## Extracted entries
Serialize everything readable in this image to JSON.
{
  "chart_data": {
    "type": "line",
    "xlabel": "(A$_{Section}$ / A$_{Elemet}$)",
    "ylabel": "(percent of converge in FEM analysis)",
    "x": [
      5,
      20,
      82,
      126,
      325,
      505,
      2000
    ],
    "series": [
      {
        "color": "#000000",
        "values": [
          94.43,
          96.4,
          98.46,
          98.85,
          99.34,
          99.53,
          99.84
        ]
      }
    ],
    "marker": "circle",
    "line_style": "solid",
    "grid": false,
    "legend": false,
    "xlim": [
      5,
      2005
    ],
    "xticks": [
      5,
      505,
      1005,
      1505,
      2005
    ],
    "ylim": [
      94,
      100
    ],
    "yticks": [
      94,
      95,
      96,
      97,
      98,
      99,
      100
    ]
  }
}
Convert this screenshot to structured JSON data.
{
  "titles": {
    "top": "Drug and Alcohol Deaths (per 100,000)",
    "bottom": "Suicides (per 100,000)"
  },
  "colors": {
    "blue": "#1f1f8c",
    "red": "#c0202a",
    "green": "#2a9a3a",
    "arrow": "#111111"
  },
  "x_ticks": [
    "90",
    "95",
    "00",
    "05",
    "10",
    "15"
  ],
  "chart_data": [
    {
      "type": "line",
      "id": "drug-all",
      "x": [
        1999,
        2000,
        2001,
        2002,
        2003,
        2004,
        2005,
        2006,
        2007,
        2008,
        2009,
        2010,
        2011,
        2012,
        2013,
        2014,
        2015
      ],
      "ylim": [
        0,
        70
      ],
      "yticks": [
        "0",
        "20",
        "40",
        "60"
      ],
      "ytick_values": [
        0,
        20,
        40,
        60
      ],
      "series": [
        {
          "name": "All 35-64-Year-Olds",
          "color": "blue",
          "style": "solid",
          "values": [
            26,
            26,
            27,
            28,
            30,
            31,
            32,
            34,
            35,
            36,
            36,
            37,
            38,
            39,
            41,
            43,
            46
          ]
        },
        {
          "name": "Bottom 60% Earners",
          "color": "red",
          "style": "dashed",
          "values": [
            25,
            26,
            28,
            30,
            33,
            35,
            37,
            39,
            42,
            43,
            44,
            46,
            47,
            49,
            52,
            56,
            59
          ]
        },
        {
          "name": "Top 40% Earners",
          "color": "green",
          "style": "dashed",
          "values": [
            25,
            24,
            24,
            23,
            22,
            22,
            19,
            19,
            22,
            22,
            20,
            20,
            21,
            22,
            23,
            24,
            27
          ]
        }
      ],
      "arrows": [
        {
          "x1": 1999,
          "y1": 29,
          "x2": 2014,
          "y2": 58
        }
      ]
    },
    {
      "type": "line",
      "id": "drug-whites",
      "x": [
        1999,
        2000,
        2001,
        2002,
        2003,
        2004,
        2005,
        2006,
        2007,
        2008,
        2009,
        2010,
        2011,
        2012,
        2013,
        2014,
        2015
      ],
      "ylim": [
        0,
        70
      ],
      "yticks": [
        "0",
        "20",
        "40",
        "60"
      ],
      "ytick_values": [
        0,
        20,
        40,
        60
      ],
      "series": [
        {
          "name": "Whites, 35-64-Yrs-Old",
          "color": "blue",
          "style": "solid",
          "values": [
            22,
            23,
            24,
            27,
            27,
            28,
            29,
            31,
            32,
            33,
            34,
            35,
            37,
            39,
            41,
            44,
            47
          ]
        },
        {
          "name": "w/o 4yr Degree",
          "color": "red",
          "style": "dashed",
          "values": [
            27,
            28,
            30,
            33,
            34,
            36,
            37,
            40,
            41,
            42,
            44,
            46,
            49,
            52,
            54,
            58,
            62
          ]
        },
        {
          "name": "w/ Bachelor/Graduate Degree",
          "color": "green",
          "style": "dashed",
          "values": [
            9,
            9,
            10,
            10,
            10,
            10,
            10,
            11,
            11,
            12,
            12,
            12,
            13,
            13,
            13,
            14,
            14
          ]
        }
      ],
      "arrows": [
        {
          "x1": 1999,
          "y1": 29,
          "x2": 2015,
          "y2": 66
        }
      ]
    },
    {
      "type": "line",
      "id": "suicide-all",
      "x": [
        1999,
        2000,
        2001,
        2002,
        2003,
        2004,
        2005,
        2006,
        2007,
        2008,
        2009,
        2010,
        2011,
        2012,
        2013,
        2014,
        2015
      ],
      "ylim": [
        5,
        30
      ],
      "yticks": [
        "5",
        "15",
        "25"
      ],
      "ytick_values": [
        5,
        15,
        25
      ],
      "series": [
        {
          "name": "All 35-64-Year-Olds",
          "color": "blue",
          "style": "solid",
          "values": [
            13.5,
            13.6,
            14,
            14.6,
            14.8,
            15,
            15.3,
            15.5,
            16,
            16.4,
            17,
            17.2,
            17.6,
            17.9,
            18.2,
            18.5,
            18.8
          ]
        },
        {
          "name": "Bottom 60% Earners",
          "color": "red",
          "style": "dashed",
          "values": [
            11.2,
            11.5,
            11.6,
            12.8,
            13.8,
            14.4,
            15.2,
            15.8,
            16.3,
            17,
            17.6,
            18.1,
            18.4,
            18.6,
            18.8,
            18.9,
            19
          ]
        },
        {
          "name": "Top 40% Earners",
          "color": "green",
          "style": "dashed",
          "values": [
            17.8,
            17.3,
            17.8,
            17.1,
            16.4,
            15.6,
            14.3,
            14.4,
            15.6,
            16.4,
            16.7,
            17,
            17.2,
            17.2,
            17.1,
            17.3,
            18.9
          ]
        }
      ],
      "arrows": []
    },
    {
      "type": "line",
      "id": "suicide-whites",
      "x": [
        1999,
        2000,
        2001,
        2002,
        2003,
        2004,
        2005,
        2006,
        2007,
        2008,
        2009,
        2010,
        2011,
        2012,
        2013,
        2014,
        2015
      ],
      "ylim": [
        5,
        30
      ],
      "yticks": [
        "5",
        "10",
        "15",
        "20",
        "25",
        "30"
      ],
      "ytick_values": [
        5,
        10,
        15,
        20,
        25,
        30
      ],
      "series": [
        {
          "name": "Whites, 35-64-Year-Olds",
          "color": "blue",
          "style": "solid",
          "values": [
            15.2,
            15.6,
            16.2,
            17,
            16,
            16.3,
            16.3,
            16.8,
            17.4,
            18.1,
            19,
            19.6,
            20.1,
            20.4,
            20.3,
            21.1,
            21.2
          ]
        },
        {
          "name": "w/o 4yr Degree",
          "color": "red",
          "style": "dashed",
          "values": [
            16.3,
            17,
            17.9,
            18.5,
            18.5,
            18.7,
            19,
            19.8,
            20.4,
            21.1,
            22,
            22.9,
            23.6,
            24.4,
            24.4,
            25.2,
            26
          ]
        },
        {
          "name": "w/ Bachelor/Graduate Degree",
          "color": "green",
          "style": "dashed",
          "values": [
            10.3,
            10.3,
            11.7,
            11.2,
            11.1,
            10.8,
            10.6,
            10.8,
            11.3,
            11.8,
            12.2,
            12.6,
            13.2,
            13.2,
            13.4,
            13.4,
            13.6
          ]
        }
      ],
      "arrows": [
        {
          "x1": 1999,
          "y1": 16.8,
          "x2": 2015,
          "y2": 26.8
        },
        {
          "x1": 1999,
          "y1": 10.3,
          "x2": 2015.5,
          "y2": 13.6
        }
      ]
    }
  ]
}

## Exercise directions
Return the entries above exactly, each one complete.

## Task solution
Serialize everything readable in this image to JSON.
{
  "chart_data": {
    "type": "line",
    "xlabel": "(A$_{Section}$ / A$_{Elemet}$)",
    "ylabel": "(percent of converge in FEM analysis)",
    "x": [
      5,
      20,
      82,
      126,
      325,
      505,
      2000
    ],
    "series": [
      {
        "color": "#000000",
        "values": [
          94.43,
          96.4,
          98.46,
          98.85,
          99.34,
          99.53,
          99.84
        ]
      }
    ],
    "marker": "circle",
    "line_style": "solid",
    "grid": false,
    "legend": false,
    "xlim": [
      5,
      2005
    ],
    "xticks": [
      5,
      505,
      1005,
      1505,
      2005
    ],
    "ylim": [
      94,
      100
    ],
    "yticks": [
      94,
      95,
      96,
      97,
      98,
      99,
      100
    ]
  }
}
Convert this screenshot to structured JSON data.
{
  "titles": {
    "top": "Drug and Alcohol Deaths (per 100,000)",
    "bottom": "Suicides (per 100,000)"
  },
  "colors": {
    "blue": "#1f1f8c",
    "red": "#c0202a",
    "green": "#2a9a3a",
    "arrow": "#111111"
  },
  "x_ticks": [
    "90",
    "95",
    "00",
    "05",
    "10",
    "15"
  ],
  "chart_data": [
    {
      "type": "line",
      "id": "drug-all",
      "x": [
        1999,
        2000,
        2001,
        2002,
        2003,
        2004,
        2005,
        2006,
        2007,
        2008,
        2009,
        2010,
        2011,
        2012,
        2013,
        2014,
        2015
      ],
      "ylim": [
        0,
        70
      ],
      "yticks": [
        "0",
        "20",
        "40",
        "60"
      ],
      "ytick_values": [
        0,
        20,
        40,
        60
      ],
      "series": [
        {
          "name": "All 35-64-Year-Olds",
          "color": "blue",
          "style": "solid",
          "values": [
            26,
            26,
            27,
            28,
            30,
            31,
            32,
            34,
            35,
            36,
            36,
            37,
            38,
            39,
            41,
            43,
            46
          ]
        },
        {
          "name": "Bottom 60% Earners",
          "color": "red",
          "style": "dashed",
          "values": [
            25,
            26,
            28,
            30,
            33,
            35,
            37,
            39,
            42,
            43,
            44,
            46,
            47,
            49,
            52,
            56,
            59
          ]
        },
        {
          "name": "Top 40% Earners",
          "color": "green",
          "style": "dashed",
          "values": [
            25,
            24,
            24,
            23,
            22,
            22,
            19,
            19,
            22,
            22,
            20,
            20,
            21,
            22,
            23,
            24,
            27
          ]
        }
      ],
      "arrows": [
        {
          "x1": 1999,
          "y1": 29,
          "x2": 2014,
          "y2": 58
        }
      ]
    },
    {
      "type": "line",
      "id": "drug-whites",
      "x": [
        1999,
        2000,
        2001,
        2002,
        2003,
        2004,
        2005,
        2006,
        2007,
        2008,
        2009,
        2010,
        2011,
        2012,
        2013,
        2014,
        2015
      ],
      "ylim": [
        0,
        70
      ],
      "yticks": [
        "0",
        "20",
        "40",
        "60"
      ],
      "ytick_values": [
        0,
        20,
        40,
        60
      ],
      "series": [
        {
          "name": "Whites, 35-64-Yrs-Old",
          "color": "blue",
          "style": "solid",
          "values": [
            22,
            23,
            24,
            27,
            27,
            28,
            29,
            31,
            32,
            33,
            34,
            35,
            37,
            39,
            41,
            44,
            47
          ]
        },
        {
          "name": "w/o 4yr Degree",
          "color": "red",
          "style": "dashed",
          "values": [
            27,
            28,
            30,
            33,
            34,
            36,
            37,
            40,
            41,
            42,
            44,
            46,
            49,
            52,
            54,
            58,
            62
          ]
        },
        {
          "name": "w/ Bachelor/Graduate Degree",
          "color": "green",
          "style": "dashed",
          "values": [
            9,
            9,
            10,
            10,
            10,
            10,
            10,
            11,
            11,
            12,
            12,
            12,
            13,
            13,
            13,
            14,
            14
          ]
        }
      ],
      "arrows": [
        {
          "x1": 1999,
          "y1": 29,
          "x2": 2015,
          "y2": 66
        }
      ]
    },
    {
      "type": "line",
      "id": "suicide-all",
      "x": [
        1999,
        2000,
        2001,
        2002,
        2003,
        2004,
        2005,
        2006,
        2007,
        2008,
        2009,
        2010,
        2011,
        2012,
        2013,
        2014,
        2015
      ],
      "ylim": [
        5,
        30
      ],
      "yticks": [
        "5",
        "15",
        "25"
      ],
      "ytick_values": [
        5,
        15,
        25
      ],
      "series": [
        {
          "name": "All 35-64-Year-Olds",
          "color": "blue",
          "style": "solid",
          "values": [
            13.5,
            13.6,
            14,
            14.6,
            14.8,
            15,
            15.3,
            15.5,
            16,
            16.4,
            17,
            17.2,
            17.6,
            17.9,
            18.2,
            18.5,
            18.8
          ]
        },
        {
          "name": "Bottom 60% Earners",
          "color": "red",
          "style": "dashed",
          "values": [
            11.2,
            11.5,
            11.6,
            12.8,
            13.8,
            14.4,
            15.2,
            15.8,
            16.3,
            17,
            17.6,
            18.1,
            18.4,
            18.6,
            18.8,
            18.9,
            19
          ]
        },
        {
          "name": "Top 40% Earners",
          "color": "green",
          "style": "dashed",
          "values": [
            17.8,
            17.3,
            17.8,
            17.1,
            16.4,
            15.6,
            14.3,
            14.4,
            15.6,
            16.4,
            16.7,
            17,
            17.2,
            17.2,
            17.1,
            17.3,
            18.9
          ]
        }
      ],
      "arrows": []
    },
    {
      "type": "line",
      "id": "suicide-whites",
      "x": [
        1999,
        2000,
        2001,
        2002,
        2003,
        2004,
        2005,
        2006,
        2007,
        2008,
        2009,
        2010,
        2011,
        2012,
        2013,
        2014,
        2015
      ],
      "ylim": [
        5,
        30
      ],
      "yticks": [
        "5",
        "10",
        "15",
        "20",
        "25",
        "30"
      ],
      "ytick_values": [
        5,
        10,
        15,
        20,
        25,
        30
      ],
      "series": [
        {
          "name": "Whites, 35-64-Year-Olds",
          "color": "blue",
          "style": "solid",
          "values": [
            15.2,
            15.6,
            16.2,
            17,
            16,
            16.3,
            16.3,
            16.8,
            17.4,
            18.1,
            19,
            19.6,
            20.1,
            20.4,
            20.3,
            21.1,
            21.2
          ]
        },
        {
          "name": "w/o 4yr Degree",
          "color": "red",
          "style": "dashed",
          "values": [
            16.3,
            17,
            17.9,
            18.5,
            18.5,
            18.7,
            19,
            19.8,
            20.4,
            21.1,
            22,
            22.9,
            23.6,
            24.4,
            24.4,
            25.2,
            26
          ]
        },
        {
          "name": "w/ Bachelor/Graduate Degree",
          "color": "green",
          "style": "dashed",
          "values": [
            10.3,
            10.3,
            11.7,
            11.2,
            11.1,
            10.8,
            10.6,
            10.8,
            11.3,
            11.8,
            12.2,
            12.6,
            13.2,
            13.2,
            13.4,
            13.4,
            13.6
          ]
        }
      ],
      "arrows": [
        {
          "x1": 1999,
          "y1": 16.8,
          "x2": 2015,
          "y2": 26.8
        },
        {
          "x1": 1999,
          "y1": 10.3,
          "x2": 2015.5,
          "y2": 13.6
        }
      ]
    }
  ]
}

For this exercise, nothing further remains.